### REQUIREMENT:
Find the lines holding the string "text" in the data, then copy all of them.

========

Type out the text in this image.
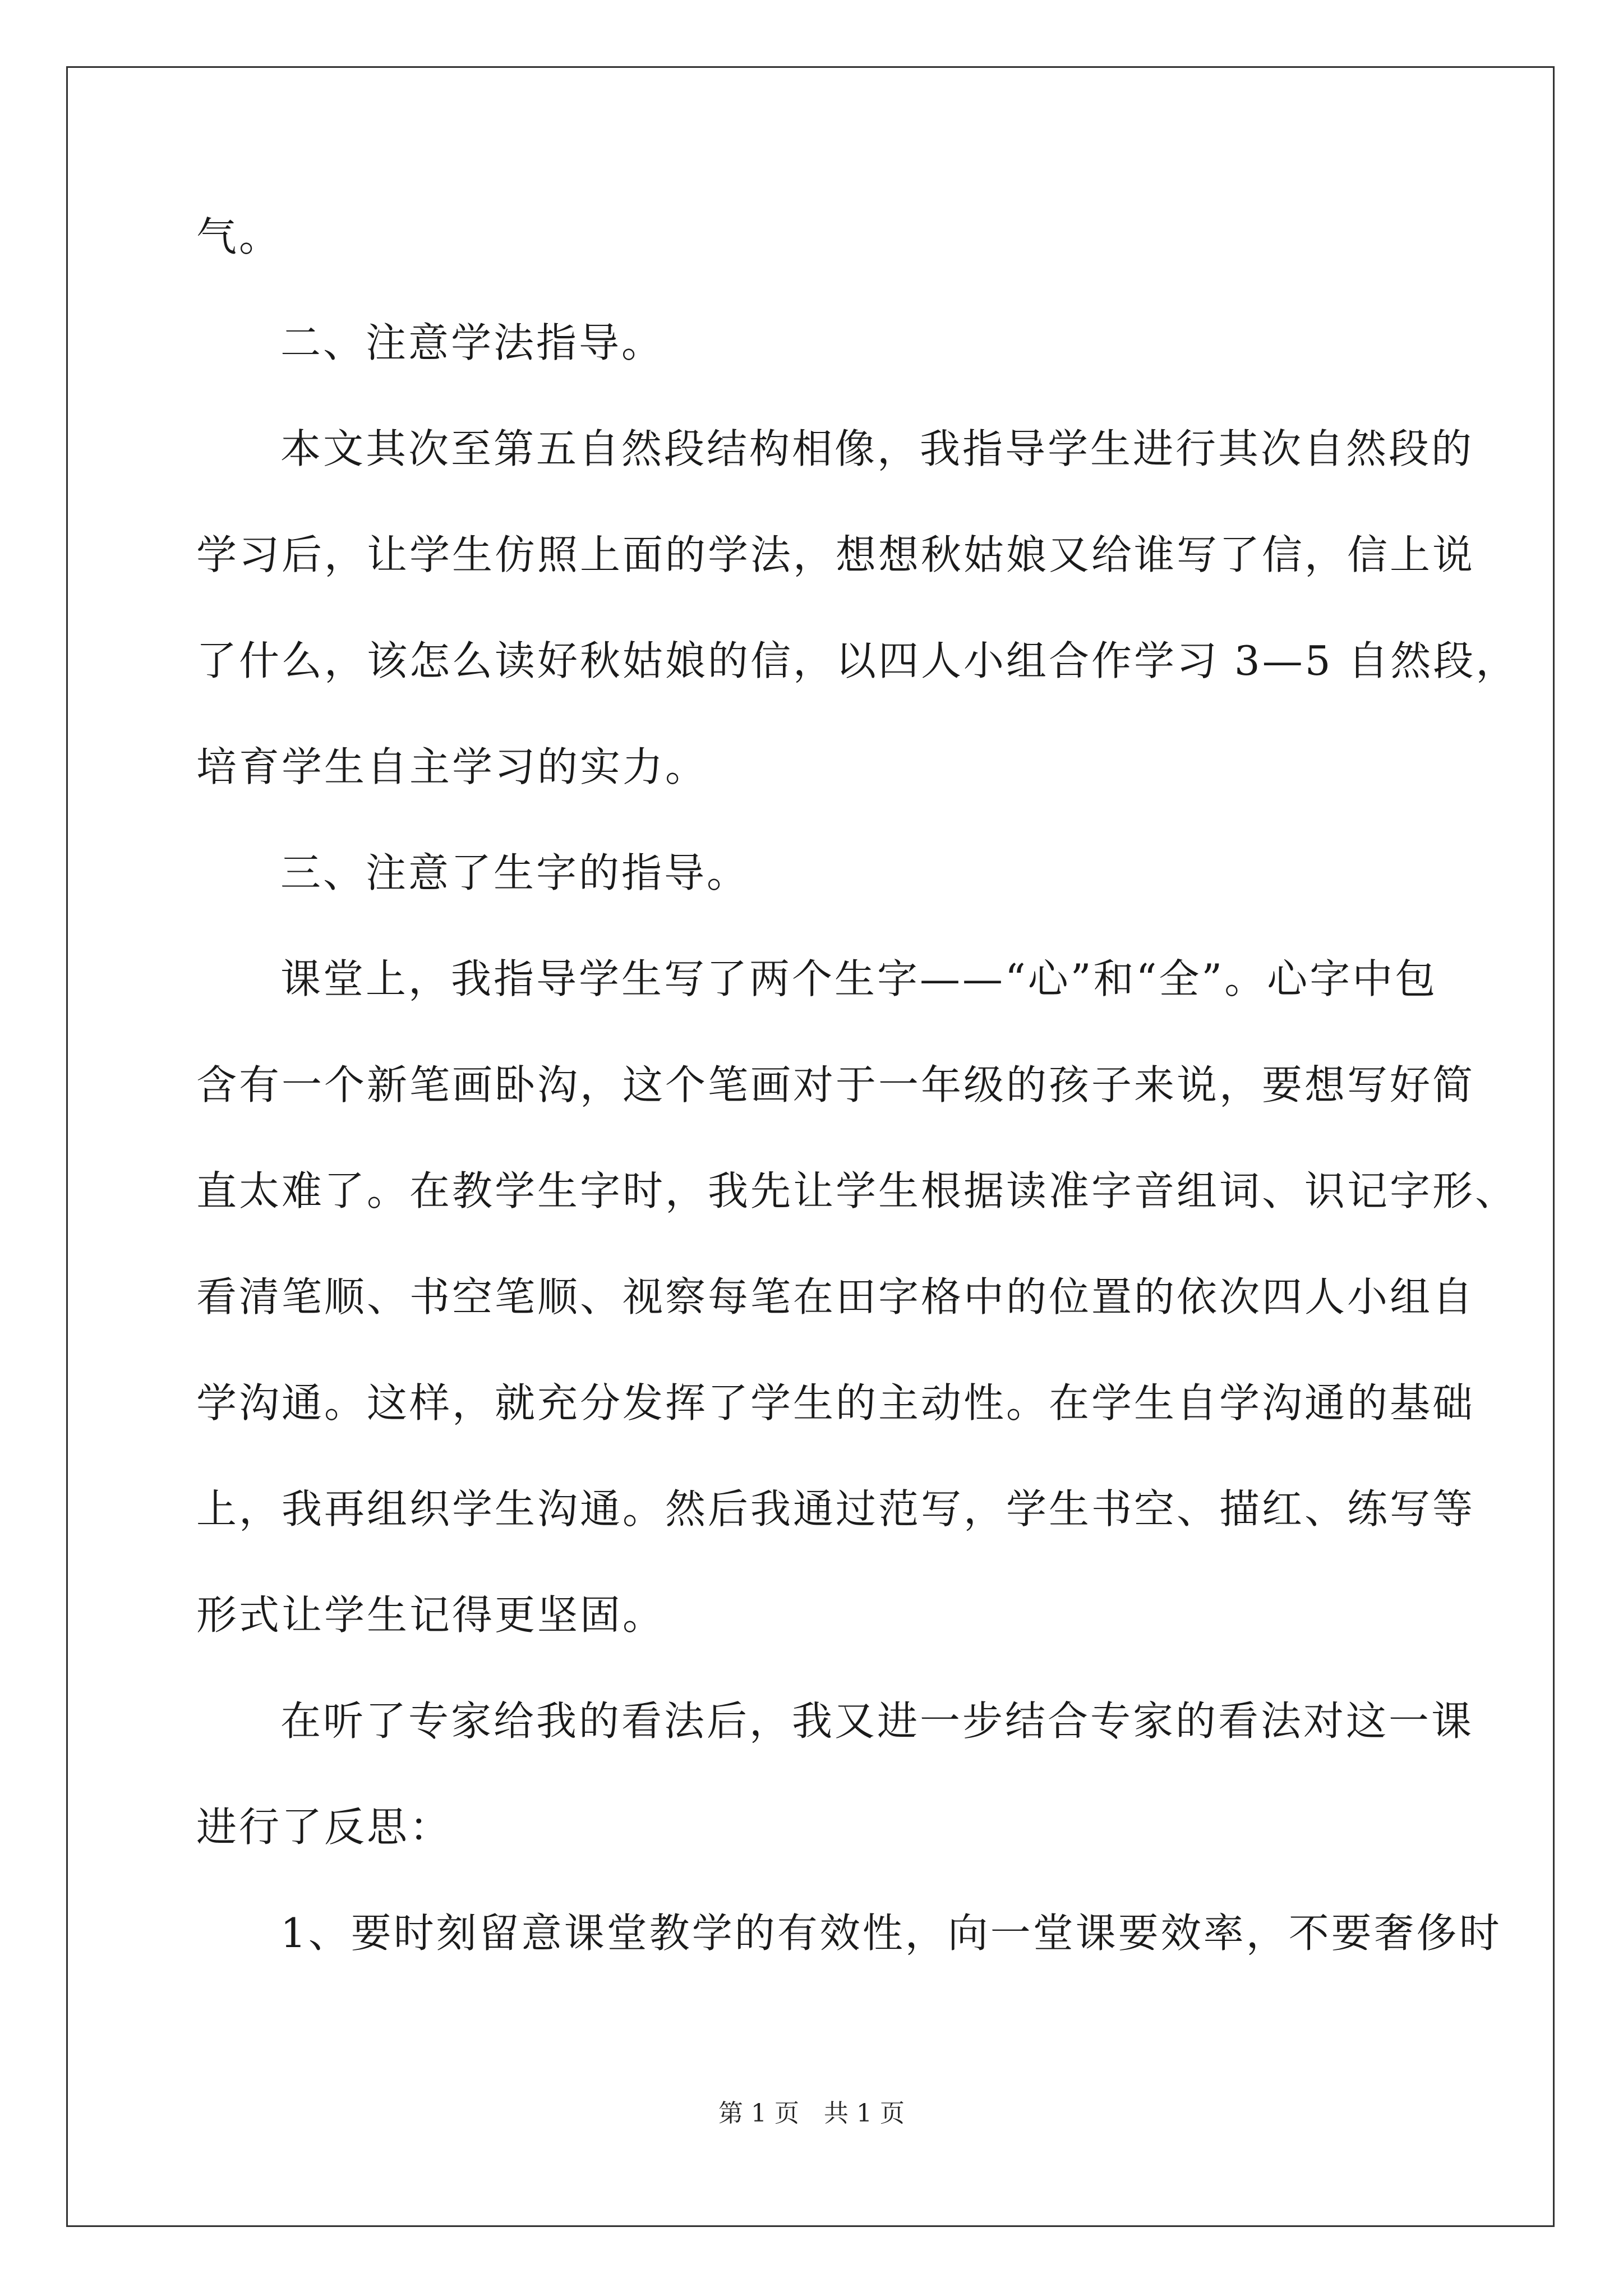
气。
二、注意学法指导。
本文其次至第五自然段结构相像，我指导学生进行其次自然段的
学习后，让学生仿照上面的学法，想想秋姑娘又给谁写了信，信上说
了什么，该怎么读好秋姑娘的信，以四人小组合作学习 3—5 自然段，
培育学生自主学习的实力。
三、注意了生字的指导。
课堂上，我指导学生写了两个生字——“心”和“全”。心字中包
含有一个新笔画卧沟，这个笔画对于一年级的孩子来说，要想写好简
直太难了。在教学生字时，我先让学生根据读准字音组词、识记字形、
看清笔顺、书空笔顺、视察每笔在田字格中的位置的依次四人小组自
学沟通。这样，就充分发挥了学生的主动性。在学生自学沟通的基础
上，我再组织学生沟通。然后我通过范写，学生书空、描红、练写等
形式让学生记得更坚固。
在听了专家给我的看法后，我又进一步结合专家的看法对这一课
进行了反思：
1、要时刻留意课堂教学的有效性，向一堂课要效率，不要奢侈时
第 1 页　共 1 页
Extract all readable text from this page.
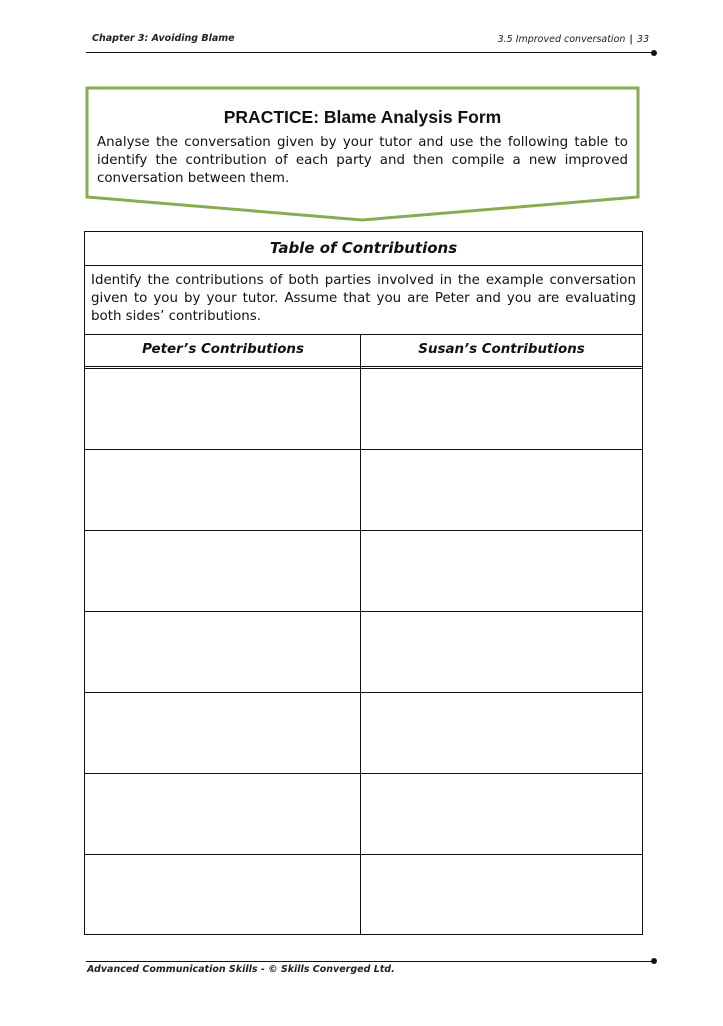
Chapter 3: Avoiding Blame	3.5 Improved conversation | 33
PRACTICE: Blame Analysis Form
Analyse the conversation given by your tutor and use the following table to identify the contribution of each party and then compile a new improved conversation between them.
Table of Contributions
Identify the contributions of both parties involved in the example conversation given to you by your tutor. Assume that you are Peter and you are evaluating both sides’ contributions.
Peter’s Contributions	Susan’s Contributions
Advanced Communication Skills - © Skills Converged Ltd.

========

### SOLUTION TO THIS PROBLEM:
Type out the text in this image.
Extract all readable text from this page.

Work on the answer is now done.